_Dataset records_.
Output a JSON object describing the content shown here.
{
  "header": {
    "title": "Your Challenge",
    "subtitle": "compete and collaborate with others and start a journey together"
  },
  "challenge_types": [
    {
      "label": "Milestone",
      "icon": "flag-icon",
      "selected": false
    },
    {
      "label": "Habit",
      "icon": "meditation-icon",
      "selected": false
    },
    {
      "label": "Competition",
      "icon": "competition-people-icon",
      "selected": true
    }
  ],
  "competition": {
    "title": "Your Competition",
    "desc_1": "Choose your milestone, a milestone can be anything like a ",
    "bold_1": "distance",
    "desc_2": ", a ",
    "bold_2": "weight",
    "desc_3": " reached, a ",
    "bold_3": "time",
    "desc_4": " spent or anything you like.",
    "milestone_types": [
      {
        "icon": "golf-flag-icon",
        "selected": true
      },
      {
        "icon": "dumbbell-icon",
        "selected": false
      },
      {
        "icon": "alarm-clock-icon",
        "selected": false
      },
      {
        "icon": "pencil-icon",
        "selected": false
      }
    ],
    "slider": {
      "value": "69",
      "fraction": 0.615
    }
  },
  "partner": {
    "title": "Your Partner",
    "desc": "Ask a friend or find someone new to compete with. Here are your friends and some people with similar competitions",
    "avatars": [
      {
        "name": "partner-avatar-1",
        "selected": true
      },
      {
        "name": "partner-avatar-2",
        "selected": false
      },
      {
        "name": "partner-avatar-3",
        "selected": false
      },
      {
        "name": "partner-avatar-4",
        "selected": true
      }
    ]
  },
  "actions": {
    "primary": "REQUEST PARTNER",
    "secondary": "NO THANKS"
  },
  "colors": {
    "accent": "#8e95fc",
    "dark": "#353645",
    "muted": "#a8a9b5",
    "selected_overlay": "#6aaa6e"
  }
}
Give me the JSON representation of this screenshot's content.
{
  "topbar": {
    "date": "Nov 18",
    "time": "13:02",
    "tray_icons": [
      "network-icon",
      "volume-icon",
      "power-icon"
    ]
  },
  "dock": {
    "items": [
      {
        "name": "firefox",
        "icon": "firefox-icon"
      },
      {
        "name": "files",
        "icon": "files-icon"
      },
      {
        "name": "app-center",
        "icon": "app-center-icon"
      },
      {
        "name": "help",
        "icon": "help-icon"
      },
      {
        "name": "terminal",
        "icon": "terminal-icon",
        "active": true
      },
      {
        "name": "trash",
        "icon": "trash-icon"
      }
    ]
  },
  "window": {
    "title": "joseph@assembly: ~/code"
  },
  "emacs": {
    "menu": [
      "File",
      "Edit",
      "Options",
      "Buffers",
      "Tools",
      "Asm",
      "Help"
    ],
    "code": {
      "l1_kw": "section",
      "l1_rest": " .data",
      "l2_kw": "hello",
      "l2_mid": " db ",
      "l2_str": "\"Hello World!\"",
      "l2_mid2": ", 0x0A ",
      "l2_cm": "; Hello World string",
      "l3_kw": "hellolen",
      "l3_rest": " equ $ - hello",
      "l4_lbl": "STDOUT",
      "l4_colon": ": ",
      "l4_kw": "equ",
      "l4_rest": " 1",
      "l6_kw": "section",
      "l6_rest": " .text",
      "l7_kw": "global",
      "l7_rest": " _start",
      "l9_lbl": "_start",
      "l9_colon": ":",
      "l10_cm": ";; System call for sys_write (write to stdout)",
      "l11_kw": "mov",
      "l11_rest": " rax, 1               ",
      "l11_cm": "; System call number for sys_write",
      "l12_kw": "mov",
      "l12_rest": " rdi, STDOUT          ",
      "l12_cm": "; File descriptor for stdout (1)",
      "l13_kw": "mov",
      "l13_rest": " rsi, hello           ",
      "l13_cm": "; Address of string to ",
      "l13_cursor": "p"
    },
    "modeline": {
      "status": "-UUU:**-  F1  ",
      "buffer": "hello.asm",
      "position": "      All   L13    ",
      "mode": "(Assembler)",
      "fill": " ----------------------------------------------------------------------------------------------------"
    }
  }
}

_Instructions for the task_. Repeat the data precisely, line by line.

_Output for this exercise_.
Output a JSON object describing the content shown here.
{
  "header": {
    "title": "Your Challenge",
    "subtitle": "compete and collaborate with others and start a journey together"
  },
  "challenge_types": [
    {
      "label": "Milestone",
      "icon": "flag-icon",
      "selected": false
    },
    {
      "label": "Habit",
      "icon": "meditation-icon",
      "selected": false
    },
    {
      "label": "Competition",
      "icon": "competition-people-icon",
      "selected": true
    }
  ],
  "competition": {
    "title": "Your Competition",
    "desc_1": "Choose your milestone, a milestone can be anything like a ",
    "bold_1": "distance",
    "desc_2": ", a ",
    "bold_2": "weight",
    "desc_3": " reached, a ",
    "bold_3": "time",
    "desc_4": " spent or anything you like.",
    "milestone_types": [
      {
        "icon": "golf-flag-icon",
        "selected": true
      },
      {
        "icon": "dumbbell-icon",
        "selected": false
      },
      {
        "icon": "alarm-clock-icon",
        "selected": false
      },
      {
        "icon": "pencil-icon",
        "selected": false
      }
    ],
    "slider": {
      "value": "69",
      "fraction": 0.615
    }
  },
  "partner": {
    "title": "Your Partner",
    "desc": "Ask a friend or find someone new to compete with. Here are your friends and some people with similar competitions",
    "avatars": [
      {
        "name": "partner-avatar-1",
        "selected": true
      },
      {
        "name": "partner-avatar-2",
        "selected": false
      },
      {
        "name": "partner-avatar-3",
        "selected": false
      },
      {
        "name": "partner-avatar-4",
        "selected": true
      }
    ]
  },
  "actions": {
    "primary": "REQUEST PARTNER",
    "secondary": "NO THANKS"
  },
  "colors": {
    "accent": "#8e95fc",
    "dark": "#353645",
    "muted": "#a8a9b5",
    "selected_overlay": "#6aaa6e"
  }
}
Give me the JSON representation of this screenshot's content.
{
  "topbar": {
    "date": "Nov 18",
    "time": "13:02",
    "tray_icons": [
      "network-icon",
      "volume-icon",
      "power-icon"
    ]
  },
  "dock": {
    "items": [
      {
        "name": "firefox",
        "icon": "firefox-icon"
      },
      {
        "name": "files",
        "icon": "files-icon"
      },
      {
        "name": "app-center",
        "icon": "app-center-icon"
      },
      {
        "name": "help",
        "icon": "help-icon"
      },
      {
        "name": "terminal",
        "icon": "terminal-icon",
        "active": true
      },
      {
        "name": "trash",
        "icon": "trash-icon"
      }
    ]
  },
  "window": {
    "title": "joseph@assembly: ~/code"
  },
  "emacs": {
    "menu": [
      "File",
      "Edit",
      "Options",
      "Buffers",
      "Tools",
      "Asm",
      "Help"
    ],
    "code": {
      "l1_kw": "section",
      "l1_rest": " .data",
      "l2_kw": "hello",
      "l2_mid": " db ",
      "l2_str": "\"Hello World!\"",
      "l2_mid2": ", 0x0A ",
      "l2_cm": "; Hello World string",
      "l3_kw": "hellolen",
      "l3_rest": " equ $ - hello",
      "l4_lbl": "STDOUT",
      "l4_colon": ": ",
      "l4_kw": "equ",
      "l4_rest": " 1",
      "l6_kw": "section",
      "l6_rest": " .text",
      "l7_kw": "global",
      "l7_rest": " _start",
      "l9_lbl": "_start",
      "l9_colon": ":",
      "l10_cm": ";; System call for sys_write (write to stdout)",
      "l11_kw": "mov",
      "l11_rest": " rax, 1               ",
      "l11_cm": "; System call number for sys_write",
      "l12_kw": "mov",
      "l12_rest": " rdi, STDOUT          ",
      "l12_cm": "; File descriptor for stdout (1)",
      "l13_kw": "mov",
      "l13_rest": " rsi, hello           ",
      "l13_cm": "; Address of string to ",
      "l13_cursor": "p"
    },
    "modeline": {
      "status": "-UUU:**-  F1  ",
      "buffer": "hello.asm",
      "position": "      All   L13    ",
      "mode": "(Assembler)",
      "fill": " ----------------------------------------------------------------------------------------------------"
    }
  }
}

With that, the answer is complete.